WHAT YOU HAVE TO DO. The entries below should be output exactly as written.
══════════════════════════════
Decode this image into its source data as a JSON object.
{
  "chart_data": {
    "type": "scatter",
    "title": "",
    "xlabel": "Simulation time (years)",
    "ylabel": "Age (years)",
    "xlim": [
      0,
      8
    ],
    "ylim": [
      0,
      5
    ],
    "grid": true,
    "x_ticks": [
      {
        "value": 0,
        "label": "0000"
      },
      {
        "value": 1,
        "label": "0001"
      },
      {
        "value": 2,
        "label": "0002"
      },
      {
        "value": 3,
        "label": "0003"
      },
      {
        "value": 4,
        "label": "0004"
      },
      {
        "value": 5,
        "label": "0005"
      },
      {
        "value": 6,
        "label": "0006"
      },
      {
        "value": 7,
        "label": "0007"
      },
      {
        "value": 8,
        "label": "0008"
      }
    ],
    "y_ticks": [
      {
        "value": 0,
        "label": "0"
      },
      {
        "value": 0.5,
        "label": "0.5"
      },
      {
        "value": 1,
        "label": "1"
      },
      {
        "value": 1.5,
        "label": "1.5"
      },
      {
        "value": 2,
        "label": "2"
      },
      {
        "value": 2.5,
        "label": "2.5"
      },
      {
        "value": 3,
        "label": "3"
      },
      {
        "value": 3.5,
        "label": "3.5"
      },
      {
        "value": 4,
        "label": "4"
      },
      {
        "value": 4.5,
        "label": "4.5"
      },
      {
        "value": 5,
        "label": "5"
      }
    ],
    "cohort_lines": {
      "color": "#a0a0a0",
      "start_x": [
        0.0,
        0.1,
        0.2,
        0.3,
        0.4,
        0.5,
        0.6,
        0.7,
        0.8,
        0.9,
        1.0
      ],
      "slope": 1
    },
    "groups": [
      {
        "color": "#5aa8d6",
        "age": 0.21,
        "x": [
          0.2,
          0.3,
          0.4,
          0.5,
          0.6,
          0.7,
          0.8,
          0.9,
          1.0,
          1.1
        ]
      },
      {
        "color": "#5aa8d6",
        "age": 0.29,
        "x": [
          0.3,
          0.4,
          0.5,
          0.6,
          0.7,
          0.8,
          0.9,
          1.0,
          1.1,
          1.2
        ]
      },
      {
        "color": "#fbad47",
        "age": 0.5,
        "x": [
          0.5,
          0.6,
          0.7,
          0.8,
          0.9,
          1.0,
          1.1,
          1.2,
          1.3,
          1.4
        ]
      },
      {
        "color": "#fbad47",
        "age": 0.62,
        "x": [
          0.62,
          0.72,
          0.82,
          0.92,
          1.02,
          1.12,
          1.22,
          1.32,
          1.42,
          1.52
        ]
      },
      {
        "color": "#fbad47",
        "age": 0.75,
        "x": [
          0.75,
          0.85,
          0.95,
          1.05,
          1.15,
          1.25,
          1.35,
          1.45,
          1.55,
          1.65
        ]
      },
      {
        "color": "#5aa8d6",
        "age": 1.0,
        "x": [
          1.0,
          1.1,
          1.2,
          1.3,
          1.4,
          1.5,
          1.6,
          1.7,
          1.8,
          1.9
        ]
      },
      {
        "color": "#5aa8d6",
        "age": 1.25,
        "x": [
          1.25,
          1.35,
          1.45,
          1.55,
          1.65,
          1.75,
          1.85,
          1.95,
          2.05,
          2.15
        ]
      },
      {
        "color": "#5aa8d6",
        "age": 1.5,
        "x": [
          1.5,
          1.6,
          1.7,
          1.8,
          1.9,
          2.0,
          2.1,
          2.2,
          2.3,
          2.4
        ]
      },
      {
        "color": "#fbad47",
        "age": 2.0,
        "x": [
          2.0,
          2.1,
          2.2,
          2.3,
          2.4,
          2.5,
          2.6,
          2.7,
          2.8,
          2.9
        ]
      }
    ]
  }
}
══════════════════════════════
FINISHED EXERCISE.
Decode this image into its source data as a JSON object.
{
  "chart_data": {
    "type": "scatter",
    "title": "",
    "xlabel": "Simulation time (years)",
    "ylabel": "Age (years)",
    "xlim": [
      0,
      8
    ],
    "ylim": [
      0,
      5
    ],
    "grid": true,
    "x_ticks": [
      {
        "value": 0,
        "label": "0000"
      },
      {
        "value": 1,
        "label": "0001"
      },
      {
        "value": 2,
        "label": "0002"
      },
      {
        "value": 3,
        "label": "0003"
      },
      {
        "value": 4,
        "label": "0004"
      },
      {
        "value": 5,
        "label": "0005"
      },
      {
        "value": 6,
        "label": "0006"
      },
      {
        "value": 7,
        "label": "0007"
      },
      {
        "value": 8,
        "label": "0008"
      }
    ],
    "y_ticks": [
      {
        "value": 0,
        "label": "0"
      },
      {
        "value": 0.5,
        "label": "0.5"
      },
      {
        "value": 1,
        "label": "1"
      },
      {
        "value": 1.5,
        "label": "1.5"
      },
      {
        "value": 2,
        "label": "2"
      },
      {
        "value": 2.5,
        "label": "2.5"
      },
      {
        "value": 3,
        "label": "3"
      },
      {
        "value": 3.5,
        "label": "3.5"
      },
      {
        "value": 4,
        "label": "4"
      },
      {
        "value": 4.5,
        "label": "4.5"
      },
      {
        "value": 5,
        "label": "5"
      }
    ],
    "cohort_lines": {
      "color": "#a0a0a0",
      "start_x": [
        0.0,
        0.1,
        0.2,
        0.3,
        0.4,
        0.5,
        0.6,
        0.7,
        0.8,
        0.9,
        1.0
      ],
      "slope": 1
    },
    "groups": [
      {
        "color": "#5aa8d6",
        "age": 0.21,
        "x": [
          0.2,
          0.3,
          0.4,
          0.5,
          0.6,
          0.7,
          0.8,
          0.9,
          1.0,
          1.1
        ]
      },
      {
        "color": "#5aa8d6",
        "age": 0.29,
        "x": [
          0.3,
          0.4,
          0.5,
          0.6,
          0.7,
          0.8,
          0.9,
          1.0,
          1.1,
          1.2
        ]
      },
      {
        "color": "#fbad47",
        "age": 0.5,
        "x": [
          0.5,
          0.6,
          0.7,
          0.8,
          0.9,
          1.0,
          1.1,
          1.2,
          1.3,
          1.4
        ]
      },
      {
        "color": "#fbad47",
        "age": 0.62,
        "x": [
          0.62,
          0.72,
          0.82,
          0.92,
          1.02,
          1.12,
          1.22,
          1.32,
          1.42,
          1.52
        ]
      },
      {
        "color": "#fbad47",
        "age": 0.75,
        "x": [
          0.75,
          0.85,
          0.95,
          1.05,
          1.15,
          1.25,
          1.35,
          1.45,
          1.55,
          1.65
        ]
      },
      {
        "color": "#5aa8d6",
        "age": 1.0,
        "x": [
          1.0,
          1.1,
          1.2,
          1.3,
          1.4,
          1.5,
          1.6,
          1.7,
          1.8,
          1.9
        ]
      },
      {
        "color": "#5aa8d6",
        "age": 1.25,
        "x": [
          1.25,
          1.35,
          1.45,
          1.55,
          1.65,
          1.75,
          1.85,
          1.95,
          2.05,
          2.15
        ]
      },
      {
        "color": "#5aa8d6",
        "age": 1.5,
        "x": [
          1.5,
          1.6,
          1.7,
          1.8,
          1.9,
          2.0,
          2.1,
          2.2,
          2.3,
          2.4
        ]
      },
      {
        "color": "#fbad47",
        "age": 2.0,
        "x": [
          2.0,
          2.1,
          2.2,
          2.3,
          2.4,
          2.5,
          2.6,
          2.7,
          2.8,
          2.9
        ]
      }
    ]
  }
}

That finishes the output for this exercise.